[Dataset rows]
- - - - -

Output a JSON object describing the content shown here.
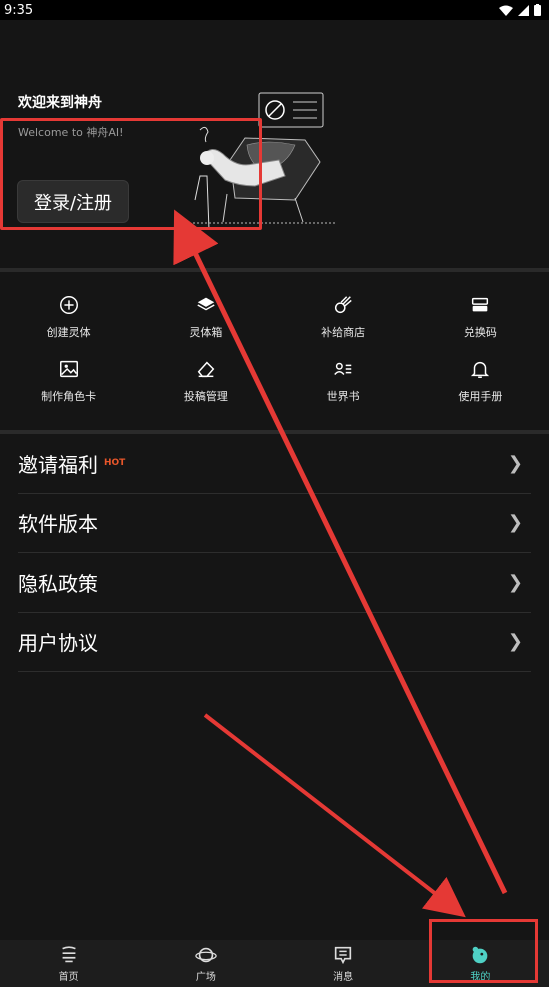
{
  "status_bar": {
    "time": "9:35"
  },
  "header": {
    "title": "欢迎来到神舟",
    "subtitle": "Welcome to 神舟AI!",
    "login_label": "登录/注册"
  },
  "quick_actions": [
    {
      "label": "创建灵体",
      "icon": "plus-circle-icon"
    },
    {
      "label": "灵体箱",
      "icon": "book-icon"
    },
    {
      "label": "补给商店",
      "icon": "meteor-icon"
    },
    {
      "label": "兑换码",
      "icon": "ticket-icon"
    },
    {
      "label": "制作角色卡",
      "icon": "image-icon"
    },
    {
      "label": "投稿管理",
      "icon": "eraser-icon"
    },
    {
      "label": "世界书",
      "icon": "user-list-icon"
    },
    {
      "label": "使用手册",
      "icon": "bell-icon"
    }
  ],
  "menu": [
    {
      "label": "邀请福利",
      "badge": "HOT"
    },
    {
      "label": "软件版本"
    },
    {
      "label": "隐私政策"
    },
    {
      "label": "用户协议"
    }
  ],
  "tabbar": [
    {
      "label": "首页",
      "icon": "home-icon"
    },
    {
      "label": "广场",
      "icon": "planet-icon"
    },
    {
      "label": "消息",
      "icon": "message-icon"
    },
    {
      "label": "我的",
      "icon": "profile-icon",
      "active": true
    }
  ],
  "colors": {
    "background": "#151515",
    "accent": "#4fd1c5",
    "annotation": "#e53935"
  }
}
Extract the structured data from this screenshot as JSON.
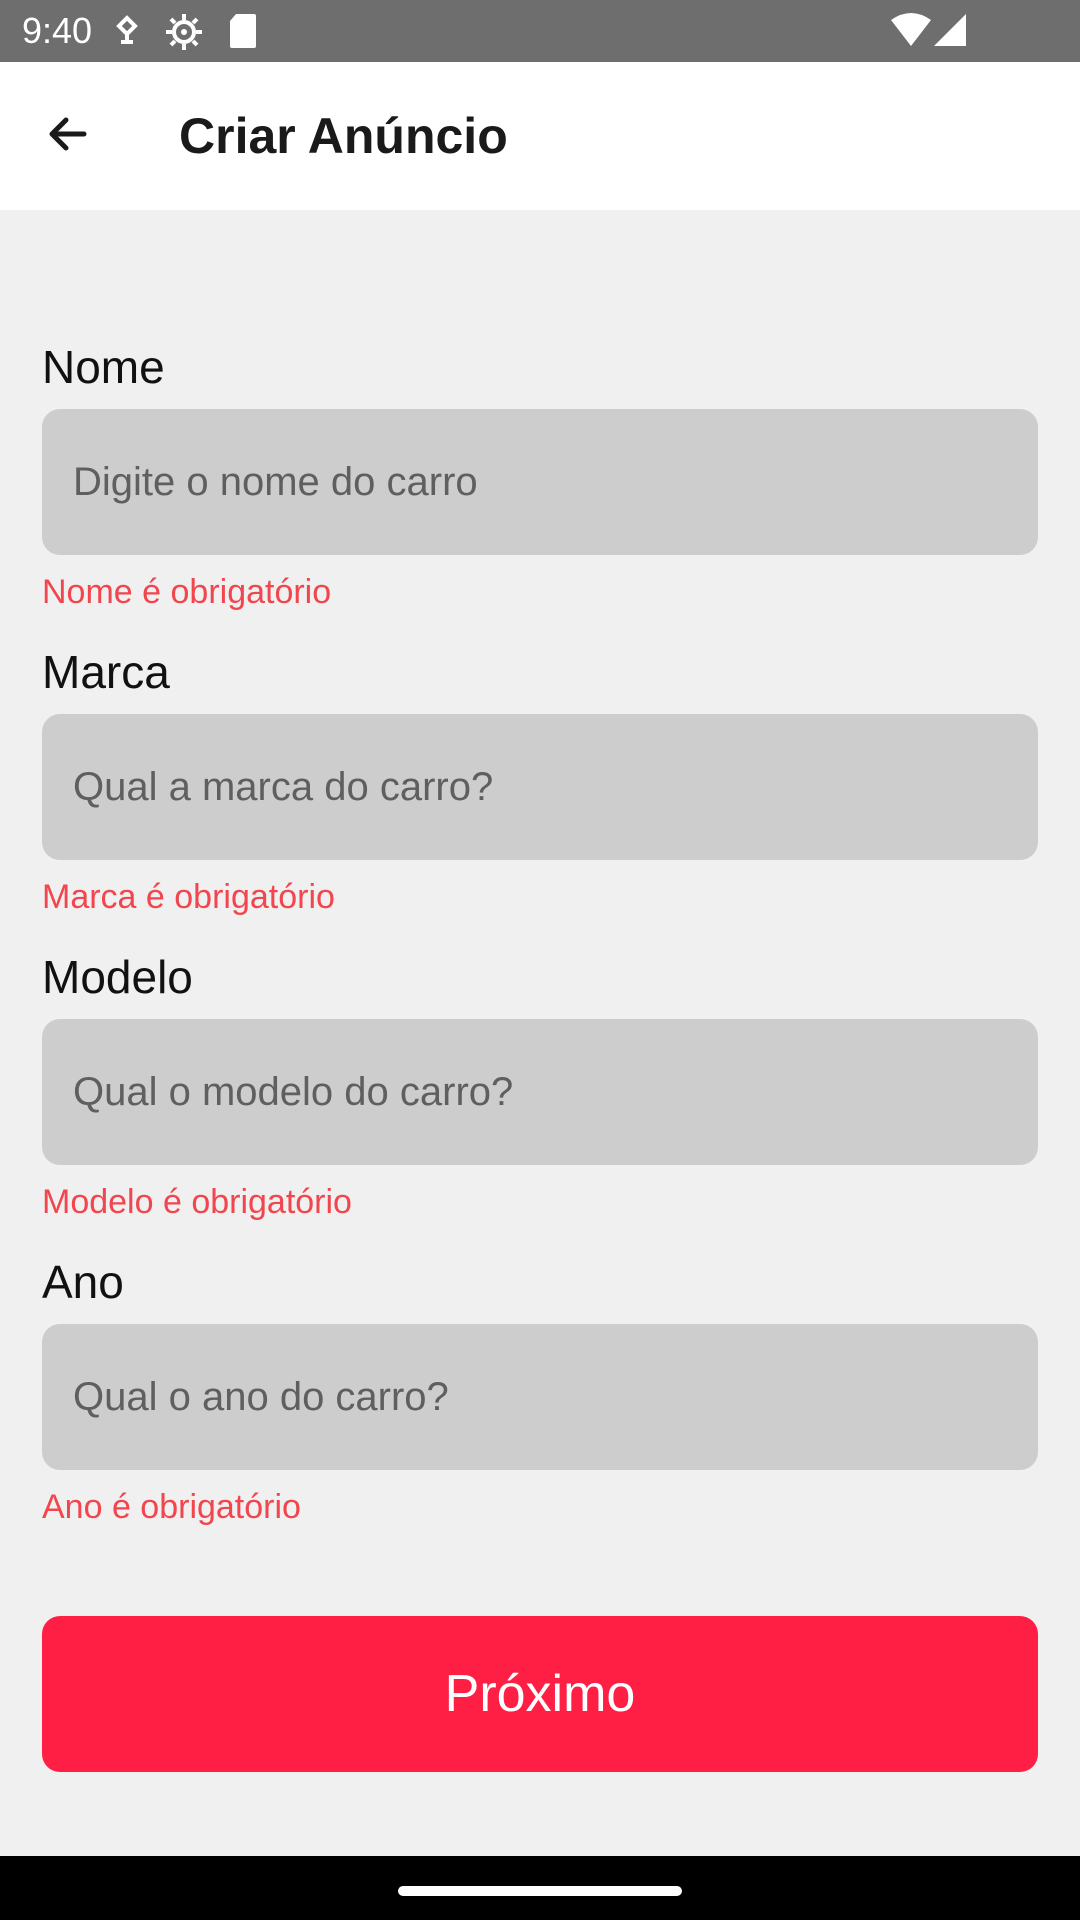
{
  "status_bar": {
    "time": "9:40",
    "icons": [
      "usb-debug-icon",
      "settings-gear-icon",
      "sd-card-icon",
      "wifi-icon",
      "cellular-signal-icon"
    ]
  },
  "app_bar": {
    "title": "Criar Anúncio",
    "back_icon": "arrow-back-icon"
  },
  "form": {
    "fields": [
      {
        "label": "Nome",
        "placeholder": "Digite o nome do carro",
        "value": "",
        "error": "Nome é obrigatório"
      },
      {
        "label": "Marca",
        "placeholder": "Qual a marca do carro?",
        "value": "",
        "error": "Marca é obrigatório"
      },
      {
        "label": "Modelo",
        "placeholder": "Qual o modelo do carro?",
        "value": "",
        "error": "Modelo é obrigatório"
      },
      {
        "label": "Ano",
        "placeholder": "Qual o ano do carro?",
        "value": "",
        "error": "Ano é obrigatório"
      }
    ],
    "submit_label": "Próximo"
  },
  "colors": {
    "accent": "#ff1f45",
    "error": "#f2464e",
    "input_background": "#cdcdcd",
    "page_background": "#f0f0f0"
  }
}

- - - - -

• **Exercise instructions**:
Give back each entry exactly as it appears, with no pictures.

• **Result of the task**:
Output a JSON object describing the content shown here.
{
  "status_bar": {
    "time": "9:35"
  },
  "header": {
    "title": "欢迎来到神舟",
    "subtitle": "Welcome to 神舟AI!",
    "login_label": "登录/注册"
  },
  "quick_actions": [
    {
      "label": "创建灵体",
      "icon": "plus-circle-icon"
    },
    {
      "label": "灵体箱",
      "icon": "book-icon"
    },
    {
      "label": "补给商店",
      "icon": "meteor-icon"
    },
    {
      "label": "兑换码",
      "icon": "ticket-icon"
    },
    {
      "label": "制作角色卡",
      "icon": "image-icon"
    },
    {
      "label": "投稿管理",
      "icon": "eraser-icon"
    },
    {
      "label": "世界书",
      "icon": "user-list-icon"
    },
    {
      "label": "使用手册",
      "icon": "bell-icon"
    }
  ],
  "menu": [
    {
      "label": "邀请福利",
      "badge": "HOT"
    },
    {
      "label": "软件版本"
    },
    {
      "label": "隐私政策"
    },
    {
      "label": "用户协议"
    }
  ],
  "tabbar": [
    {
      "label": "首页",
      "icon": "home-icon"
    },
    {
      "label": "广场",
      "icon": "planet-icon"
    },
    {
      "label": "消息",
      "icon": "message-icon"
    },
    {
      "label": "我的",
      "icon": "profile-icon",
      "active": true
    }
  ],
  "colors": {
    "background": "#151515",
    "accent": "#4fd1c5",
    "annotation": "#e53935"
  }
}
Extract the structured data from this screenshot as JSON.
{
  "status_bar": {
    "time": "9:40",
    "icons": [
      "usb-debug-icon",
      "settings-gear-icon",
      "sd-card-icon",
      "wifi-icon",
      "cellular-signal-icon"
    ]
  },
  "app_bar": {
    "title": "Criar Anúncio",
    "back_icon": "arrow-back-icon"
  },
  "form": {
    "fields": [
      {
        "label": "Nome",
        "placeholder": "Digite o nome do carro",
        "value": "",
        "error": "Nome é obrigatório"
      },
      {
        "label": "Marca",
        "placeholder": "Qual a marca do carro?",
        "value": "",
        "error": "Marca é obrigatório"
      },
      {
        "label": "Modelo",
        "placeholder": "Qual o modelo do carro?",
        "value": "",
        "error": "Modelo é obrigatório"
      },
      {
        "label": "Ano",
        "placeholder": "Qual o ano do carro?",
        "value": "",
        "error": "Ano é obrigatório"
      }
    ],
    "submit_label": "Próximo"
  },
  "colors": {
    "accent": "#ff1f45",
    "error": "#f2464e",
    "input_background": "#cdcdcd",
    "page_background": "#f0f0f0"
  }
}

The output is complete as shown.